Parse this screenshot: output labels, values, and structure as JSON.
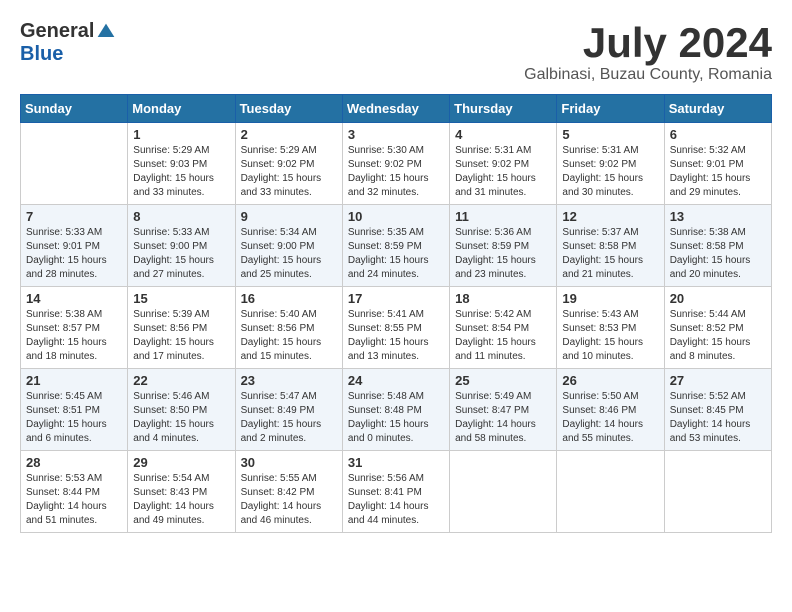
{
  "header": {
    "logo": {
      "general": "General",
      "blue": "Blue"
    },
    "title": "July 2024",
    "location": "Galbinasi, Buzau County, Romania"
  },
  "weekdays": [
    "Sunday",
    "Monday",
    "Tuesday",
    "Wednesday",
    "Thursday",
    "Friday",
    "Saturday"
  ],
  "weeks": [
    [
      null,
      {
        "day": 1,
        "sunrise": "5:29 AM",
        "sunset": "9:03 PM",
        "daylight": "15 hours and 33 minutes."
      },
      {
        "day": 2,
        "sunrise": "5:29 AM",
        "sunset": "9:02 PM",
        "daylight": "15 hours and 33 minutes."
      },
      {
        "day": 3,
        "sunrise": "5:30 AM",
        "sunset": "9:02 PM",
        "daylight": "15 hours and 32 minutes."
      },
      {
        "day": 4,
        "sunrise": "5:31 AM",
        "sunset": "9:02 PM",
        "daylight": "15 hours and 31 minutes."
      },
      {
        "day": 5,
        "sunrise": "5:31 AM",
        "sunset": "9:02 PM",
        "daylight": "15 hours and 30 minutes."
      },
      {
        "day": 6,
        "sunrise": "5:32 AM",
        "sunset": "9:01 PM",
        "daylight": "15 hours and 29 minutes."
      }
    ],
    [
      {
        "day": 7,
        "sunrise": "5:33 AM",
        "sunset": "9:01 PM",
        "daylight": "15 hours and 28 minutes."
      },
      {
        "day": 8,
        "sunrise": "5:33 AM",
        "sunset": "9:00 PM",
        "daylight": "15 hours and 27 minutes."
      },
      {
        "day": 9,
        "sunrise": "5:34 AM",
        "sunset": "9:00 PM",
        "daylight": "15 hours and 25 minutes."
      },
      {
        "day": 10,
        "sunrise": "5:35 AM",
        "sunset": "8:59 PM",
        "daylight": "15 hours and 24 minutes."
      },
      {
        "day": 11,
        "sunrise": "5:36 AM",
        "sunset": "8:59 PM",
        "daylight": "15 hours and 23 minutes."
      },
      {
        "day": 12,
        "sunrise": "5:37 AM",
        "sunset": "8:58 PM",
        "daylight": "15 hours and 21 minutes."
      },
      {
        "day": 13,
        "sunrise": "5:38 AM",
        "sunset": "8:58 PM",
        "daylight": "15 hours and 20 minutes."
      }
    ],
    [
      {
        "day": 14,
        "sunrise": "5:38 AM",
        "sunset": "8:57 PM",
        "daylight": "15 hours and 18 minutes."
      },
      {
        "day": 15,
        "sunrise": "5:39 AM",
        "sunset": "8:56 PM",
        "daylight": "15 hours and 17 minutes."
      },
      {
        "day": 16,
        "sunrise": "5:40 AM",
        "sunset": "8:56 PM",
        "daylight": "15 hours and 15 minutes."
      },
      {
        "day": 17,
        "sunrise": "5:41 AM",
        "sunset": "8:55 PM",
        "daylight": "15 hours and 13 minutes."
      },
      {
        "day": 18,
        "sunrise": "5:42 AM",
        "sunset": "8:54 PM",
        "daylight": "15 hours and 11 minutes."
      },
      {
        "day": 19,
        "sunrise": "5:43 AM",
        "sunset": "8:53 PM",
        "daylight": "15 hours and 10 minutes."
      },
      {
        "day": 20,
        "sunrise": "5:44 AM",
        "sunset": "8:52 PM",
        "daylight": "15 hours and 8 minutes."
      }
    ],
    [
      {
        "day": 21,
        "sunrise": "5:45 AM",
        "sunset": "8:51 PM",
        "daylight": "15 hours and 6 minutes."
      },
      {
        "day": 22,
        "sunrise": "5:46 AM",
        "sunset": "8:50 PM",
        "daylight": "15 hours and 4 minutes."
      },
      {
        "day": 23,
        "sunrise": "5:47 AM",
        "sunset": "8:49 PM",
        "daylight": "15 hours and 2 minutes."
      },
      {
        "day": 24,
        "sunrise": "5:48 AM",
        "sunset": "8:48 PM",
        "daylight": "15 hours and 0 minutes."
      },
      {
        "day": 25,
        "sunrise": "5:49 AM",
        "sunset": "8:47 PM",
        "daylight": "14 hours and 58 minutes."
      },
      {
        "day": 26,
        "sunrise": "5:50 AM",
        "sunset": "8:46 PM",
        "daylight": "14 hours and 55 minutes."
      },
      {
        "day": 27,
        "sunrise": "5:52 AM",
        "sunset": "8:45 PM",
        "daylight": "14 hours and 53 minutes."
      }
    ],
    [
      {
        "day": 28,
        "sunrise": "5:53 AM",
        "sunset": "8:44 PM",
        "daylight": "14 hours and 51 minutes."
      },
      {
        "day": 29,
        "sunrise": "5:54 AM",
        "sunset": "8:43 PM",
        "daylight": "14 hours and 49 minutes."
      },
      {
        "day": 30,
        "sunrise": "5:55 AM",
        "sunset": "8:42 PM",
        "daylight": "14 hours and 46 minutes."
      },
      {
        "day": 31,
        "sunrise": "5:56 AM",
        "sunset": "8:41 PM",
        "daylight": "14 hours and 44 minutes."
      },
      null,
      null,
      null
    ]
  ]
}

□ □ □

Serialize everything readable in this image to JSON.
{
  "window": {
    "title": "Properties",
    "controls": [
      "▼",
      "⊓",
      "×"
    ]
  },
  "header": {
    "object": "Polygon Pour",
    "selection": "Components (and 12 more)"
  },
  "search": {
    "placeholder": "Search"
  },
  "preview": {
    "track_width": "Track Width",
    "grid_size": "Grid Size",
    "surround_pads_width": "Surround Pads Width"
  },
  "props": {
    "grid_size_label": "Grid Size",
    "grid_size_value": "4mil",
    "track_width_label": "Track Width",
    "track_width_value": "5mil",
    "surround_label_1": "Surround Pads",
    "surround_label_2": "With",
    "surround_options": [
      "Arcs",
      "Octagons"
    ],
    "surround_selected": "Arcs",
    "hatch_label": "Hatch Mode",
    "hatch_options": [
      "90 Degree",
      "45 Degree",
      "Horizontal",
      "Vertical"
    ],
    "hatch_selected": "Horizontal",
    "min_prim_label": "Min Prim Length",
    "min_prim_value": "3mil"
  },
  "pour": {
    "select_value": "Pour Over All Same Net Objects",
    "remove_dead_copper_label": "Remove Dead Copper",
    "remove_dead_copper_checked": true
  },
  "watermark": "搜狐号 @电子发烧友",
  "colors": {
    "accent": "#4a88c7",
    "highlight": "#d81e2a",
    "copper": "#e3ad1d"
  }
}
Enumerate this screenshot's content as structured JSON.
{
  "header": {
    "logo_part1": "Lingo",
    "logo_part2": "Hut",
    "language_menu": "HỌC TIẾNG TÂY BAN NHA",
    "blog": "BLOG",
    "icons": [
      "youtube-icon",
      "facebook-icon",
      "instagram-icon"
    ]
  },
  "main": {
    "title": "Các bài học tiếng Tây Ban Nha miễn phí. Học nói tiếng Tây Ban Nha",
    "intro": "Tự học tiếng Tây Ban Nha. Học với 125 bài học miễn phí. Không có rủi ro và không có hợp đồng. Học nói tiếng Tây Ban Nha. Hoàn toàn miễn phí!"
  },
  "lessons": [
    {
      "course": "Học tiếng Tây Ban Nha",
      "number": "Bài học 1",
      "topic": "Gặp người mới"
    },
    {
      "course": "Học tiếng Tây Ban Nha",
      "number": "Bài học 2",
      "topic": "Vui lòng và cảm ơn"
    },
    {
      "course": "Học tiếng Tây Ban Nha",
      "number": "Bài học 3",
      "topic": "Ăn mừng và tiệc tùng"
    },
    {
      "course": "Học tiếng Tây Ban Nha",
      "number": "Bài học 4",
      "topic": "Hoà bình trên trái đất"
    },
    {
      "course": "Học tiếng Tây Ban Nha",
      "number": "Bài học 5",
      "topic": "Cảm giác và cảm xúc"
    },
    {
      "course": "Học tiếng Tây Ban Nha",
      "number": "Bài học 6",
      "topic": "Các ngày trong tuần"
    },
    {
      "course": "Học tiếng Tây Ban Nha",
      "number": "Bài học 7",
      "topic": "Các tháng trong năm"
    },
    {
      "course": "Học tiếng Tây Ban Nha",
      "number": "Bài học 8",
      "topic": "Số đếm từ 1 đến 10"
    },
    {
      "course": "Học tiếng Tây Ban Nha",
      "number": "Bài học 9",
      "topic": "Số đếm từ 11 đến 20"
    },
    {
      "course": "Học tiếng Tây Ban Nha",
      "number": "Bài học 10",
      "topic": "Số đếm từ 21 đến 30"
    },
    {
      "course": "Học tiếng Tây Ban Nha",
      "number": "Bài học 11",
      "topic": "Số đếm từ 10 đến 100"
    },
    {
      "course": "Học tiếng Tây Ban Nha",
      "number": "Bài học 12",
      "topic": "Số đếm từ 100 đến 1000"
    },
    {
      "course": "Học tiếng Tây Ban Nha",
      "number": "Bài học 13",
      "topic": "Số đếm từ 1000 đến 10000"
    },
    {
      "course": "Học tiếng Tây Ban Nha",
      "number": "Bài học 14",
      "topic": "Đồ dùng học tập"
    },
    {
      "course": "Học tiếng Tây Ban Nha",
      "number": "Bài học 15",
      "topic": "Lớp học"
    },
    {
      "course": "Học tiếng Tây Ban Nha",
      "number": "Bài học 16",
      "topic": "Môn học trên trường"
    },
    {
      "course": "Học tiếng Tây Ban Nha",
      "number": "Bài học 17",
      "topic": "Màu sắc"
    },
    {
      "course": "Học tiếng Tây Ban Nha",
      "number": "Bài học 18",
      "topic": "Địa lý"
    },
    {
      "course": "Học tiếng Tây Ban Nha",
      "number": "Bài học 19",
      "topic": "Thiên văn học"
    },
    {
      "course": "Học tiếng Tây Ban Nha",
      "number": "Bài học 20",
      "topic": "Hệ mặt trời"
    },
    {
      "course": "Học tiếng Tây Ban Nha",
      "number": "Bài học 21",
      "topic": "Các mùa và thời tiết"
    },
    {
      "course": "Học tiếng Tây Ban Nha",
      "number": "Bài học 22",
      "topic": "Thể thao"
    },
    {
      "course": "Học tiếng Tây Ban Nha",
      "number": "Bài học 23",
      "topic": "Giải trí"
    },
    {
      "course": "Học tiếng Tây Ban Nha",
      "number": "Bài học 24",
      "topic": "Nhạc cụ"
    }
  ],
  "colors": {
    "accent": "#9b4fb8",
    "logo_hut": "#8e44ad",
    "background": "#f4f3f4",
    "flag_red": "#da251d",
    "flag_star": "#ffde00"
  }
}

□ □ □

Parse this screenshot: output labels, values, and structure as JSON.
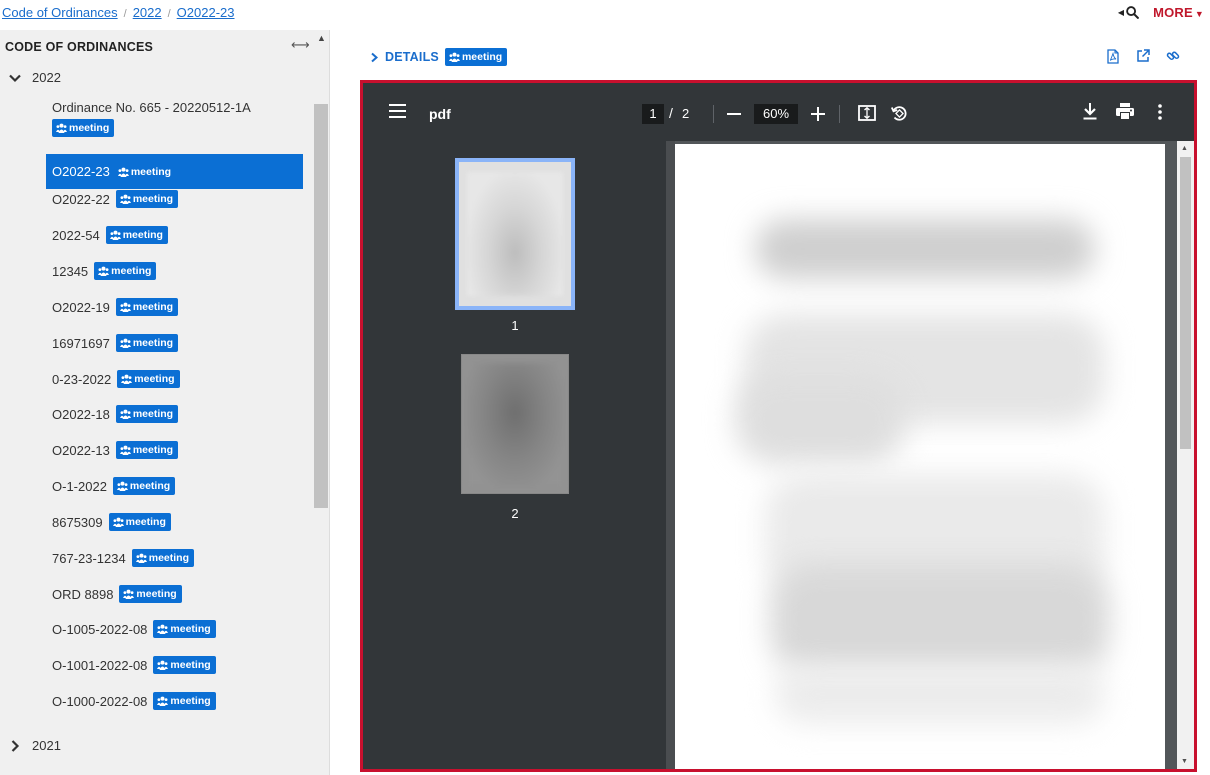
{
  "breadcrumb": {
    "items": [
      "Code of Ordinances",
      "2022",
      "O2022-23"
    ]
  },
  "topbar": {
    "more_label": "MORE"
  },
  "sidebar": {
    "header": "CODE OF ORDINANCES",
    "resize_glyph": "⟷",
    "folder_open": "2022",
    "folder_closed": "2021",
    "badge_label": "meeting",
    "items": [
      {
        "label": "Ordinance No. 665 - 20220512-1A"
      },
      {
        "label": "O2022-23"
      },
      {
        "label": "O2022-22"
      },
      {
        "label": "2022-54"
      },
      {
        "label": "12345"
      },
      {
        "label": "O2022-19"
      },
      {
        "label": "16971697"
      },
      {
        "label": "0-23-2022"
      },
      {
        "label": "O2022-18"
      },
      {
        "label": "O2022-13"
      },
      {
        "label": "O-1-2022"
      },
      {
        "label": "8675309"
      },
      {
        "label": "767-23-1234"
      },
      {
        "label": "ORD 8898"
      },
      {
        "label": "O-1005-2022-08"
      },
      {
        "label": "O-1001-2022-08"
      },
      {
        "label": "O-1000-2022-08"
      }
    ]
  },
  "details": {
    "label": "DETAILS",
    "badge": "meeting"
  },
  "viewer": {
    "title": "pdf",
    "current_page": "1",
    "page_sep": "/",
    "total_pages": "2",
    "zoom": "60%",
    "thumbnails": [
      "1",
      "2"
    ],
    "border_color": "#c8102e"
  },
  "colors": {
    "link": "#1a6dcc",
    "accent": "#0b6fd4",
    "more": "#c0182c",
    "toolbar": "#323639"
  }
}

□ □ □

_PROBLEM_: Check the data for the word "trên" and pull out the lines that have it.

_COMPLETED TASK_:
      "topic": "Hoà bình trên trái đất"
      "topic": "Môn học trên trường"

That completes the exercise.